__指示__
次のメンバー表から、以下の3問に答えてください。
1. 主審は誰で、どの国の人か。
2. パラグアイの監督は誰で、国籍はどこか。
3. 日本のキャプテン(C)は誰か。

__文書本文__
■ ■ ■ ■ ■ ■ ■
天候:曇り 気温:17度 観客:36,742人
主審:フランク・デ・ブリーケレ(ベルギー)

【パラグアイ】
GK
1 フスト・ビジャール(C)
DF
6 カルロス・ボネット
14 パウロ・ダ・シルバ
21 アントリン・アルカラス①
3 クラウディオ・モレル
MF
20 ネストル・オルティゴサ
13 エンリケ・ベラ①■
16 クリスティアン・リベーロス■
FW
9 ロケ・サンタクルス■
19 ルーカス・バリオス
10 エドガル・ベニテス
SUB
12 ディエゴ・バレット
22 アルド・ボバディージャ
2 ダリオ・ベロン
4 デニス・カニサ
5 フリオ・セサル・カセレス
8 エドガル・バレット
11 ホナタン・サンタナ
17 アウレリアーノ・トーレス
7 オスカル・カルドーソ
18 ネルソン・バルデス
23 ロドルフォ・ガマーラ
15 ビクトル・カセレス■■(警告累積による出場停止)
監督
ヘラルド・マルティーノ(アルゼンチン国籍)

(4-3-3)
-------バリオス--サンタクルス-
-ベニテス-------------
-------------------
---リベーロス------ベラ---
-------オルティゴサ-------
-モレル-アルカラス-ダ・シルバ-ボネット-
-------------------
-------ビジャール-------

【日本】
GK
21 川島永嗣
DF
3 駒野友一
22 中澤佑二
4 田中マルクス闘莉王
5 長友佑都■
MF
2 阿部勇樹■
7 遠藤保仁①■
17 長谷部誠(C)
16 大久保嘉人
8 松井大輔
FW
18 本田圭佑②
SUB
1 楢崎正剛
23 川口能活
6 内田篤人
13 岩政大樹
15 今野泰幸
10 中村俊輔
14 中村憲剛
20 稲本潤一
9 岡崎慎二①
11 玉田圭司
12 矢野貴章
19 森本貴幸
監督
岡田武史(日本国籍)
■ ■ ■ ■ ■ ■ ■
__ラベル付きボックス記録__

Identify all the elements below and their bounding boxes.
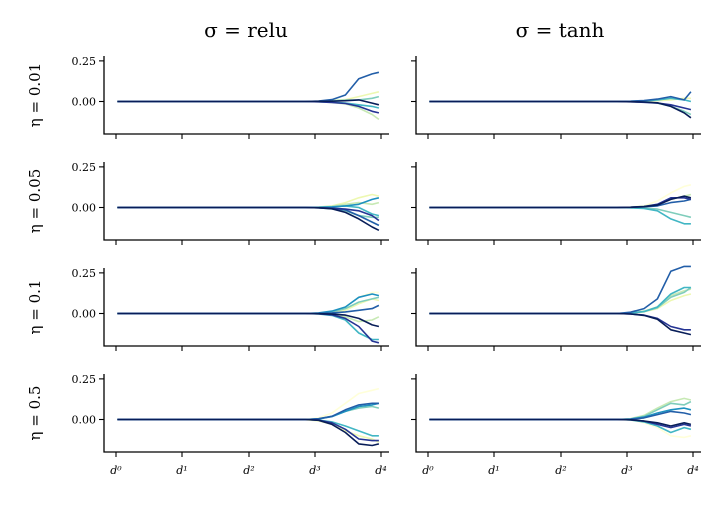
axis-spines — [103, 374, 389, 453]
x-tick-label: d³ — [621, 464, 632, 477]
y-tick-label: 0.00 — [72, 308, 97, 321]
axis-spines — [415, 56, 701, 135]
axis-spines — [103, 268, 389, 347]
row-label-eta-0-01: η = 0.01 — [26, 63, 44, 128]
series-line — [429, 195, 692, 209]
series-line — [429, 206, 692, 219]
axis-spines — [415, 162, 701, 241]
series-line — [429, 91, 692, 103]
series-line — [117, 71, 380, 103]
panel-tanh-eta-0-1 — [411, 265, 701, 351]
y-tick-label: 0.00 — [72, 96, 97, 109]
series-line — [117, 100, 380, 121]
series-line — [117, 99, 380, 106]
series-line — [429, 286, 691, 315]
x-tick-label: d⁰ — [422, 464, 434, 477]
x-tick-label: d⁰ — [110, 464, 122, 477]
panel-relu-eta-0-05: 0.25 0.00 — [72, 161, 389, 245]
x-tick-label: d² — [243, 464, 254, 477]
panels-layer: η = 0.01 0.25 0.00 η = 0.05 0.25 0.00 η = 0.1 0… — [26, 55, 701, 477]
series-line — [117, 418, 379, 442]
x-tick-label: d⁴ — [687, 464, 698, 477]
panel-relu-eta-0-5: 0.25 0.00 d⁰ d¹ d² d³ d⁴ — [72, 373, 389, 477]
axis-spines — [103, 162, 389, 241]
series-line — [429, 184, 692, 209]
axis-spines — [415, 374, 701, 453]
y-tick-label: 0.25 — [72, 55, 97, 68]
series-line — [117, 418, 380, 444]
axis-spines — [415, 268, 701, 347]
x-tick-label: d² — [555, 464, 566, 477]
row-label-eta-0-1: η = 0.1 — [26, 280, 44, 335]
axis-spines — [103, 56, 389, 135]
series-line — [429, 312, 691, 331]
series-line — [429, 100, 692, 119]
series-line — [117, 100, 380, 114]
series-line — [117, 402, 379, 421]
y-tick-label: 0.25 — [72, 161, 97, 174]
series-line — [429, 312, 692, 336]
series-line — [429, 407, 692, 421]
series-line — [117, 387, 380, 421]
series-line — [429, 206, 691, 225]
x-tick-label: d⁴ — [375, 464, 386, 477]
x-tick-label: d¹ — [176, 464, 187, 477]
series-line — [117, 402, 380, 421]
row-label-eta-0-5: η = 0.5 — [26, 386, 44, 441]
panel-relu-eta-0-1: 0.25 0.00 — [72, 267, 389, 351]
series-line — [429, 265, 691, 315]
series-line — [429, 418, 692, 427]
column-title-tanh: σ = tanh — [516, 18, 605, 42]
series-line — [117, 298, 380, 315]
y-tick-label: 0.25 — [72, 267, 97, 280]
series-line — [117, 206, 380, 222]
series-line — [117, 197, 380, 209]
panel-tanh-eta-0-5: d⁰ d¹ d² d³ d⁴ — [411, 374, 701, 477]
panel-tanh-eta-0-05 — [411, 162, 701, 245]
panel-tanh-eta-0-01 — [411, 56, 701, 139]
series-line — [117, 418, 380, 447]
y-tick-label: 0.00 — [72, 414, 97, 427]
panel-relu-eta-0-01: 0.25 0.00 — [72, 55, 389, 139]
x-tick-label: d³ — [309, 464, 320, 477]
y-tick-label: 0.25 — [72, 373, 97, 386]
y-tick-label: 0.00 — [72, 202, 97, 215]
series-line — [117, 312, 380, 328]
row-label-eta-0-05: η = 0.05 — [26, 169, 44, 234]
x-tick-label: d¹ — [488, 464, 499, 477]
series-line — [117, 206, 380, 232]
column-title-relu: σ = relu — [204, 18, 288, 42]
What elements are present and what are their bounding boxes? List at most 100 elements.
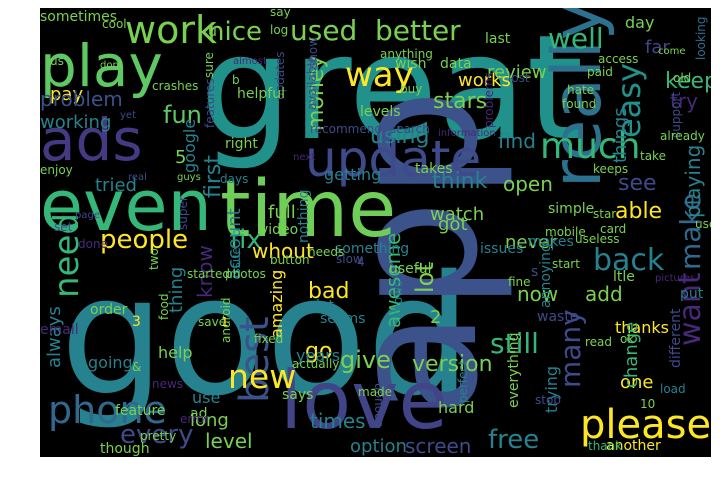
word-two-128: two <box>147 248 161 270</box>
word-search-151: search <box>390 122 430 136</box>
word-made-120: made <box>358 385 392 399</box>
word-want-19: want <box>673 272 708 346</box>
word-day-43: day <box>625 13 654 32</box>
word-hate-156: hate <box>567 83 594 97</box>
word-news-130: news <box>152 377 183 391</box>
word-stars-40: stars <box>433 89 487 114</box>
word-user-137: user <box>695 217 711 231</box>
word-b-197: b <box>232 73 240 87</box>
word-always-78: always <box>44 306 65 368</box>
word-bad-60: bad <box>308 279 349 304</box>
word-pay-37: pay <box>50 84 83 105</box>
word-pretty-97: pretty <box>140 429 176 443</box>
word-give-35: give <box>340 346 391 374</box>
word-let-86: let <box>316 298 335 314</box>
word-free-33: free <box>488 425 539 455</box>
word-nothing-100: nothing <box>296 190 312 243</box>
word-lot-58: lot <box>411 262 439 293</box>
word-card-111: card <box>600 222 626 236</box>
word-playing-52: playing <box>681 145 705 218</box>
word-though-98: though <box>100 441 150 457</box>
word-great-0: great <box>200 8 583 173</box>
word-updates-180: updates <box>273 51 287 100</box>
word-trying-92: trying <box>542 366 561 413</box>
word-whout-82: whout <box>252 239 314 263</box>
word-available-188: available <box>305 56 319 110</box>
word-useless-135: useless <box>575 232 619 246</box>
word-page-171: page <box>75 210 100 221</box>
word-every-30: every <box>120 420 193 450</box>
word-see-54: see <box>618 171 657 196</box>
word-far-44: far <box>645 37 670 58</box>
word-next-183: next <box>293 152 315 163</box>
word-even-5: even <box>40 165 212 247</box>
word-update-8: update <box>305 130 481 188</box>
word-crashes-166: crashes <box>152 79 198 93</box>
word-better-22: better <box>375 14 461 47</box>
word-paid-154: paid <box>587 65 613 79</box>
word-using-32: using <box>370 124 429 149</box>
word-2-193: 2 <box>430 307 441 328</box>
word-dont-165: dont <box>100 60 123 71</box>
word-error-131: error <box>180 412 209 426</box>
word-set-172: set <box>54 220 73 234</box>
word-1-195: 1 <box>221 315 229 329</box>
word-time-4: time <box>220 165 396 255</box>
word-watch-79: watch <box>430 204 484 225</box>
word-review-42: review <box>487 62 547 83</box>
word-now-66: now <box>517 282 558 306</box>
word-access-153: access <box>598 52 638 66</box>
word-thank-96: thank <box>588 439 622 453</box>
word-looking-47: looking <box>694 16 708 60</box>
word-right-103: right <box>225 136 258 152</box>
word-u-196: u <box>208 24 217 40</box>
word-ad-75: ad <box>190 406 207 422</box>
word-way-15: way <box>345 55 414 95</box>
word-good-1: good <box>60 240 471 432</box>
word-fixed-123: fixed <box>254 332 283 346</box>
word-order-124: order <box>90 302 128 318</box>
word-best-13: best <box>232 316 278 403</box>
word-still-29: still <box>490 327 539 360</box>
word-already-161: already <box>660 129 705 143</box>
word-enough-119: enough <box>371 383 385 428</box>
word-real-168: real <box>128 172 147 183</box>
word-say-176: say <box>270 8 291 19</box>
word-makes-108: makes <box>528 234 574 250</box>
word-app-2: app <box>314 89 517 418</box>
word-fun-28: fun <box>163 101 202 129</box>
word-annoying-114: annoying <box>538 243 554 308</box>
word-button-186: button <box>270 253 310 267</box>
word-go-36: go <box>305 339 332 364</box>
word-save-127: save <box>198 315 226 329</box>
word-feature-99: feature <box>115 403 166 419</box>
word-log-175: log <box>270 23 288 37</box>
word-useful-107: useful <box>389 261 431 277</box>
word-enjoy-169: enjoy <box>40 163 73 177</box>
word-level-72: level <box>205 429 253 453</box>
word-nice-24: nice <box>208 17 262 47</box>
word-thing-63: thing <box>166 267 187 313</box>
word-levels-149: levels <box>360 104 401 120</box>
word-thanks-88: thanks <box>615 318 669 337</box>
word-anything-147: anything <box>380 47 433 61</box>
word-much-14: much <box>540 126 641 167</box>
word-guys-170: guys <box>177 172 201 183</box>
word-problem-38: problem <box>40 87 123 111</box>
word-awesome-59: awesome <box>381 233 405 328</box>
word-never-80: never <box>505 232 557 253</box>
word-people-27: people <box>100 225 188 255</box>
word-seems-87: seems <box>320 311 365 327</box>
word-issues-132: issues <box>480 241 523 257</box>
word-sometimes-163: sometimes <box>40 9 117 25</box>
word-fix-31: fix <box>230 225 262 255</box>
word-buy-148: buy <box>400 82 422 96</box>
word-wish-145: wish <box>395 56 427 72</box>
word-actually-122: actually <box>292 357 339 371</box>
word-come-159: come <box>658 46 686 57</box>
word-video-83: video <box>260 222 298 238</box>
word-show-177: show <box>306 37 320 68</box>
word-says-121: says <box>282 387 313 403</box>
word-read-142: read <box>585 335 612 349</box>
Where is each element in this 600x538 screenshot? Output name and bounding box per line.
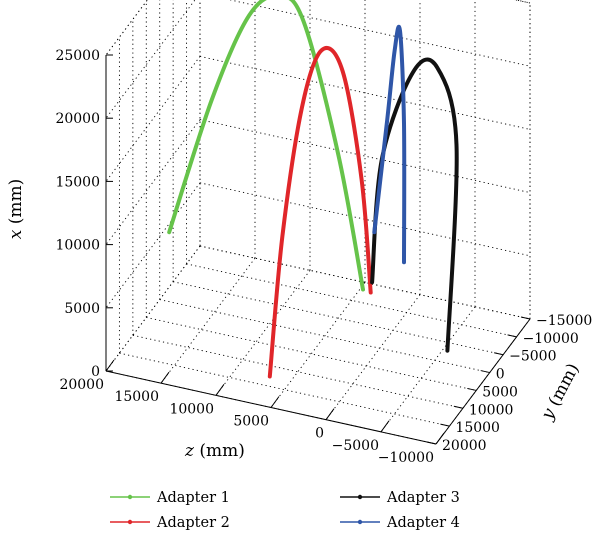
- grid-line: [119, 352, 450, 427]
- y-axis-line: [435, 318, 531, 445]
- y-tick-mark: [440, 423, 450, 427]
- grid-line: [105, 182, 201, 309]
- legend-item-adapter-1: Adapter 1: [110, 490, 230, 506]
- grid-line: [105, 245, 201, 372]
- legend-marker-adapter-1: [127, 494, 133, 500]
- grid-line: [380, 306, 476, 433]
- y-tick-mark: [507, 334, 517, 338]
- legend-label-adapter-2: Adapter 2: [156, 515, 230, 531]
- x-tick-label: 25000: [55, 48, 100, 64]
- y-tick-label: −5000: [509, 349, 556, 365]
- legend-marker-adapter-2: [127, 519, 133, 525]
- legend-marker-adapter-4: [357, 519, 363, 525]
- z-tick-mark: [215, 384, 225, 396]
- grid-line: [105, 0, 148, 56]
- grid-line: [215, 270, 311, 396]
- series-line-2: [267, 45, 373, 379]
- series-line-3: [370, 57, 459, 353]
- z-tick-label: 5000: [233, 414, 269, 430]
- y-tick-label: 0: [496, 367, 505, 383]
- y-tick-mark: [480, 370, 490, 374]
- z-tick-mark: [160, 371, 170, 384]
- z-tick-label: −5000: [332, 438, 379, 454]
- grid-line: [105, 56, 201, 182]
- grid-line: [160, 257, 256, 384]
- legend-label-adapter-3: Adapter 3: [386, 490, 460, 506]
- legend-label-adapter-1: Adapter 1: [156, 490, 230, 506]
- series-line-1: [167, 0, 365, 292]
- legend-item-adapter-3: Adapter 3: [340, 490, 460, 506]
- z-tick-mark: [270, 396, 280, 408]
- y-tick-label: −10000: [523, 331, 579, 347]
- y-tick-label: 10000: [469, 402, 514, 418]
- x-tick-label: 20000: [55, 111, 100, 127]
- legend-item-adapter-4: Adapter 4: [340, 515, 460, 531]
- y-tick-label: 20000: [442, 438, 487, 454]
- y-tick-mark: [453, 405, 463, 409]
- grid-line: [270, 282, 366, 408]
- grid-line: [199, 245, 531, 320]
- grid-line: [105, 0, 148, 56]
- axes-frame: [105, 54, 531, 445]
- z-tick-label: 20000: [59, 377, 104, 393]
- y-tick-mark: [494, 352, 504, 356]
- grid-line: [146, 316, 477, 391]
- series-line-4: [372, 24, 407, 265]
- z-tick-label: 10000: [169, 401, 214, 417]
- z-tick-label: 0: [315, 426, 324, 442]
- y-tick-label: −15000: [536, 313, 592, 329]
- grid-line: [325, 294, 421, 420]
- y-tick-mark: [426, 441, 437, 445]
- z-tick-label: 15000: [114, 389, 159, 405]
- z-tick-label: −10000: [378, 450, 434, 466]
- z-tick-mark: [380, 420, 390, 433]
- y-tick-label: 5000: [482, 384, 518, 400]
- grid-line: [132, 334, 463, 409]
- x-axis-label: x (mm): [6, 179, 26, 240]
- z-axis-label: z (mm): [184, 441, 245, 461]
- z-tick-mark: [105, 359, 115, 372]
- z-tick-mark: [435, 432, 445, 445]
- y-tick-mark: [520, 316, 531, 320]
- legend-label-adapter-4: Adapter 4: [386, 515, 460, 531]
- x-tick-label: 15000: [55, 174, 100, 190]
- y-tick-label: 15000: [455, 420, 500, 436]
- grid-line: [199, 55, 531, 130]
- z-tick-mark: [325, 408, 335, 420]
- tick-labels: 0500010000150002000025000200001500010000…: [55, 48, 592, 466]
- legend-marker-adapter-3: [357, 494, 363, 500]
- grid-line: [199, 119, 531, 194]
- grid-line: [228, 0, 531, 67]
- x-tick-label: 10000: [55, 238, 100, 254]
- y-tick-mark: [467, 387, 477, 391]
- x-tick-label: 5000: [64, 301, 100, 317]
- y-axis-label: y (mm): [537, 360, 584, 424]
- grid-line: [105, 0, 196, 119]
- legend: Adapter 1 Adapter 2 Adapter 3 Adapter 4: [110, 490, 460, 531]
- x-tick-label: 0: [91, 364, 100, 380]
- legend-item-adapter-2: Adapter 2: [110, 515, 230, 531]
- grid-line: [199, 182, 531, 257]
- series-lines: [167, 0, 459, 379]
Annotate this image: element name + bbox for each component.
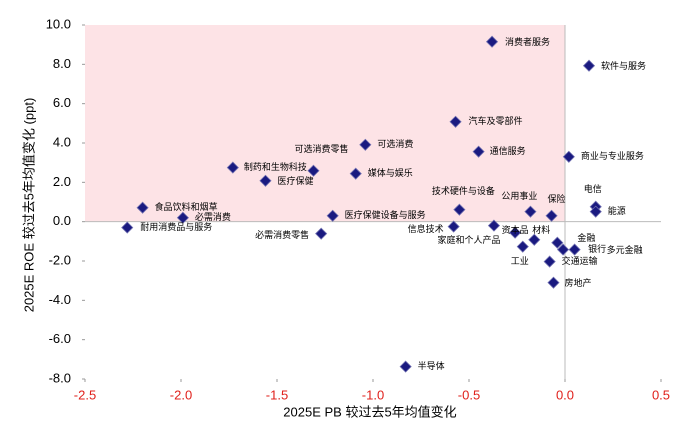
point-label: 商业与专业服务 xyxy=(581,150,644,161)
point xyxy=(545,209,558,222)
y-tick-label: 10.0 xyxy=(46,16,71,31)
point-label: 电信 xyxy=(584,183,602,194)
point xyxy=(472,145,485,158)
point-label: 食品饮料和烟草 xyxy=(155,201,218,212)
x-tick-label: 0.0 xyxy=(556,387,574,402)
point-label: 交通运输 xyxy=(562,255,598,266)
point xyxy=(136,201,149,214)
shaded-region xyxy=(85,25,565,222)
point-label: 必需消费 xyxy=(195,211,231,222)
y-tick-label: 6.0 xyxy=(53,95,71,110)
point xyxy=(315,227,328,240)
point-label: 软件与服务 xyxy=(601,60,646,71)
point xyxy=(176,211,189,224)
y-tick-label: 2.0 xyxy=(53,174,71,189)
point xyxy=(568,243,581,256)
point-label: 医疗保健设备与服务 xyxy=(345,209,426,220)
point-label: 制药和生物科技 xyxy=(244,161,307,172)
point xyxy=(349,167,362,180)
y-axis-title: 2025E ROE 较过去5年均值变化 (ppt) xyxy=(21,98,36,313)
point xyxy=(487,219,501,232)
point-label: 家庭和个人产品 xyxy=(437,234,500,245)
point-label: 半导体 xyxy=(418,360,445,371)
point xyxy=(528,233,541,246)
point xyxy=(589,205,602,218)
point-label: 资本品 xyxy=(502,224,529,235)
x-tick-label: 0.5 xyxy=(652,387,670,402)
point xyxy=(582,59,596,72)
point xyxy=(543,255,556,268)
point xyxy=(359,138,372,151)
point-label: 银行 xyxy=(588,243,606,254)
point xyxy=(449,115,462,128)
point-label: 信息技术 xyxy=(408,223,444,234)
point xyxy=(562,150,575,163)
point xyxy=(557,243,570,256)
x-tick-label: -2.0 xyxy=(170,387,192,402)
point xyxy=(485,35,499,48)
point-label: 保险 xyxy=(548,193,566,204)
point xyxy=(509,226,522,239)
point-label: 技术硬件与设备 xyxy=(432,185,495,196)
point-label: 媒体与娱乐 xyxy=(368,167,413,178)
point-label: 汽车及零部件 xyxy=(469,115,523,126)
point xyxy=(547,276,560,289)
y-tick-label: -4.0 xyxy=(49,292,71,307)
point xyxy=(326,209,339,222)
point-label: 金融 xyxy=(577,232,595,243)
point xyxy=(447,220,460,233)
x-tick-label: -1.5 xyxy=(266,387,288,402)
point-label: 必需消费零售 xyxy=(255,229,309,240)
y-tick-label: -8.0 xyxy=(49,370,71,385)
point-label: 多元金融 xyxy=(607,244,643,255)
point xyxy=(307,164,320,177)
point-label: 公用事业 xyxy=(501,190,537,201)
point xyxy=(226,161,239,174)
point-label: 通信服务 xyxy=(490,145,526,156)
point xyxy=(551,236,564,249)
point-label: 能源 xyxy=(608,205,626,216)
point-label: 耐用消费品与服务 xyxy=(140,221,212,232)
x-tick-label: -2.5 xyxy=(74,387,96,402)
point xyxy=(453,203,466,216)
point-label: 消费者服务 xyxy=(505,36,550,47)
point-label: 房地产 xyxy=(564,277,591,288)
point xyxy=(516,240,529,253)
point xyxy=(259,174,272,187)
x-axis-title: 2025E PB 较过去5年均值变化 xyxy=(283,404,456,419)
point-label: 工业 xyxy=(511,256,529,266)
point-label: 可选消费零售 xyxy=(294,143,348,154)
x-tick-label: -1.0 xyxy=(362,387,384,402)
point xyxy=(524,205,537,218)
y-tick-label: -6.0 xyxy=(49,331,71,346)
point-label: 医疗保健 xyxy=(277,175,313,186)
y-tick-label: 8.0 xyxy=(53,56,71,71)
point-label: 材料 xyxy=(532,224,550,235)
y-tick-label: -2.0 xyxy=(49,252,71,267)
point-label: 可选消费 xyxy=(377,138,413,149)
y-tick-label: 0.0 xyxy=(53,213,71,228)
point xyxy=(121,221,134,234)
y-tick-label: 4.0 xyxy=(53,134,71,149)
point xyxy=(399,360,412,373)
x-tick-label: -0.5 xyxy=(458,387,480,402)
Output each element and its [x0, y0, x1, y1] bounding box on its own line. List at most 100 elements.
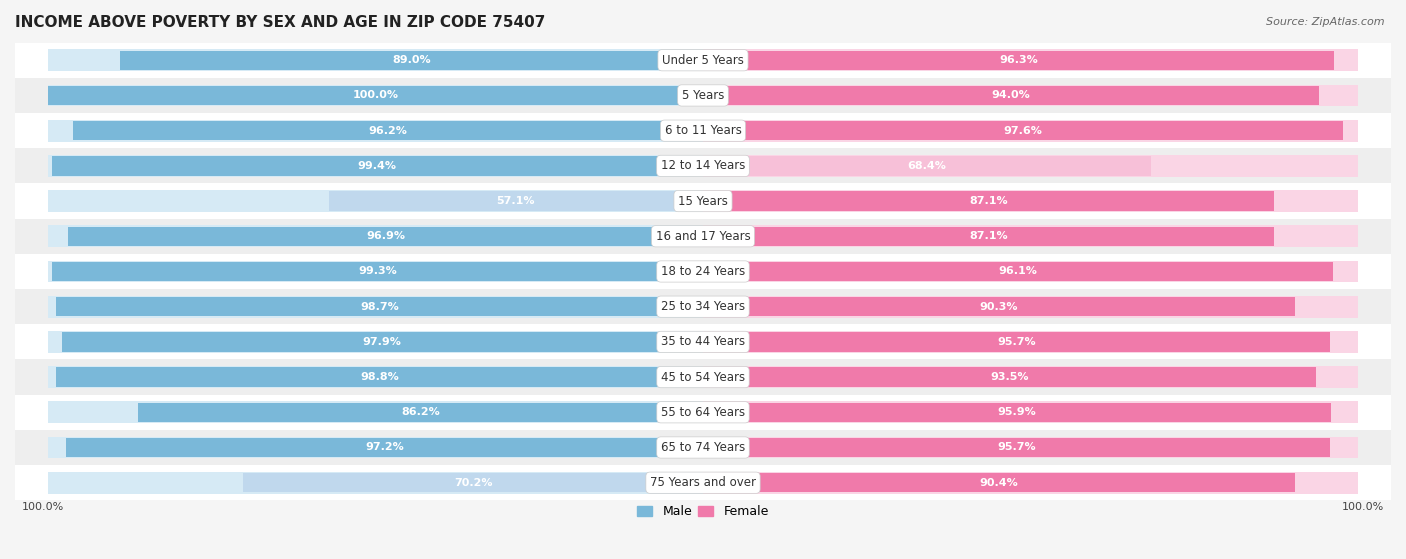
- Bar: [48, 331, 703, 353]
- Bar: [703, 191, 1274, 211]
- Text: 93.5%: 93.5%: [990, 372, 1029, 382]
- Bar: [138, 402, 703, 422]
- Legend: Male, Female: Male, Female: [633, 500, 773, 523]
- Text: 96.9%: 96.9%: [366, 231, 405, 241]
- Bar: [703, 296, 1358, 318]
- Text: Under 5 Years: Under 5 Years: [662, 54, 744, 67]
- Bar: [15, 324, 1391, 359]
- Bar: [52, 262, 703, 281]
- Text: 55 to 64 Years: 55 to 64 Years: [661, 406, 745, 419]
- Bar: [48, 190, 703, 212]
- Text: 12 to 14 Years: 12 to 14 Years: [661, 159, 745, 172]
- Bar: [15, 254, 1391, 289]
- Bar: [48, 49, 703, 71]
- Bar: [703, 438, 1330, 457]
- Bar: [15, 113, 1391, 148]
- Bar: [243, 473, 703, 492]
- Text: 96.3%: 96.3%: [1000, 55, 1038, 65]
- Text: 90.4%: 90.4%: [980, 478, 1018, 487]
- Bar: [67, 226, 703, 246]
- Bar: [66, 438, 703, 457]
- Bar: [703, 437, 1358, 458]
- Bar: [703, 331, 1358, 353]
- Text: 94.0%: 94.0%: [991, 91, 1031, 101]
- Text: 100.0%: 100.0%: [21, 503, 63, 513]
- Text: 96.2%: 96.2%: [368, 126, 408, 136]
- Text: 87.1%: 87.1%: [969, 231, 1008, 241]
- Bar: [15, 183, 1391, 219]
- Bar: [703, 225, 1358, 247]
- Text: 5 Years: 5 Years: [682, 89, 724, 102]
- Bar: [703, 262, 1333, 281]
- Bar: [703, 402, 1331, 422]
- Text: 98.7%: 98.7%: [360, 302, 399, 312]
- Text: 16 and 17 Years: 16 and 17 Years: [655, 230, 751, 243]
- Bar: [703, 226, 1274, 246]
- Text: INCOME ABOVE POVERTY BY SEX AND AGE IN ZIP CODE 75407: INCOME ABOVE POVERTY BY SEX AND AGE IN Z…: [15, 15, 546, 30]
- Bar: [15, 42, 1391, 78]
- Text: 97.6%: 97.6%: [1004, 126, 1042, 136]
- Text: 70.2%: 70.2%: [454, 478, 492, 487]
- Bar: [15, 289, 1391, 324]
- Bar: [48, 437, 703, 458]
- Bar: [329, 191, 703, 211]
- Bar: [703, 366, 1358, 388]
- Text: 100.0%: 100.0%: [1343, 503, 1385, 513]
- Bar: [703, 472, 1358, 494]
- Bar: [703, 401, 1358, 423]
- Text: 18 to 24 Years: 18 to 24 Years: [661, 265, 745, 278]
- Text: 99.4%: 99.4%: [359, 161, 396, 171]
- Text: 65 to 74 Years: 65 to 74 Years: [661, 441, 745, 454]
- Bar: [703, 473, 1295, 492]
- Text: 45 to 54 Years: 45 to 54 Years: [661, 371, 745, 383]
- Bar: [56, 297, 703, 316]
- Bar: [703, 332, 1330, 352]
- Bar: [15, 465, 1391, 500]
- Bar: [703, 297, 1295, 316]
- Bar: [703, 50, 1334, 70]
- Bar: [62, 332, 703, 352]
- Text: 90.3%: 90.3%: [980, 302, 1018, 312]
- Text: 96.1%: 96.1%: [998, 267, 1038, 277]
- Bar: [703, 260, 1358, 282]
- Bar: [120, 50, 703, 70]
- Bar: [48, 120, 703, 141]
- Text: 75 Years and over: 75 Years and over: [650, 476, 756, 489]
- Bar: [703, 84, 1358, 106]
- Bar: [15, 395, 1391, 430]
- Bar: [73, 121, 703, 140]
- Bar: [15, 148, 1391, 183]
- Text: 35 to 44 Years: 35 to 44 Years: [661, 335, 745, 348]
- Text: 99.3%: 99.3%: [359, 267, 396, 277]
- Bar: [15, 359, 1391, 395]
- Text: 25 to 34 Years: 25 to 34 Years: [661, 300, 745, 313]
- Bar: [703, 121, 1343, 140]
- Text: Source: ZipAtlas.com: Source: ZipAtlas.com: [1267, 17, 1385, 27]
- Text: 87.1%: 87.1%: [969, 196, 1008, 206]
- Text: 95.9%: 95.9%: [998, 408, 1036, 417]
- Bar: [15, 78, 1391, 113]
- Bar: [52, 156, 703, 176]
- Text: 95.7%: 95.7%: [997, 337, 1036, 347]
- Bar: [48, 401, 703, 423]
- Bar: [48, 296, 703, 318]
- Bar: [48, 260, 703, 282]
- Text: 6 to 11 Years: 6 to 11 Years: [665, 124, 741, 137]
- Bar: [48, 225, 703, 247]
- Text: 86.2%: 86.2%: [401, 408, 440, 417]
- Text: 98.8%: 98.8%: [360, 372, 399, 382]
- Bar: [48, 366, 703, 388]
- Text: 68.4%: 68.4%: [908, 161, 946, 171]
- Bar: [56, 367, 703, 387]
- Bar: [48, 86, 703, 105]
- Bar: [703, 156, 1152, 176]
- Bar: [48, 472, 703, 494]
- Bar: [703, 86, 1319, 105]
- Bar: [15, 219, 1391, 254]
- Text: 15 Years: 15 Years: [678, 195, 728, 207]
- Bar: [703, 49, 1358, 71]
- Bar: [703, 155, 1358, 177]
- Text: 97.2%: 97.2%: [366, 443, 404, 452]
- Text: 97.9%: 97.9%: [363, 337, 402, 347]
- Bar: [703, 367, 1316, 387]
■ ■ ■ ■ ■ ■ ■
__回答__
1. フランク・デ・ブリーケレ(ベルギー)
2. ヘラルド・マルティーノ(アルゼンチン国籍)
3. 長谷部誠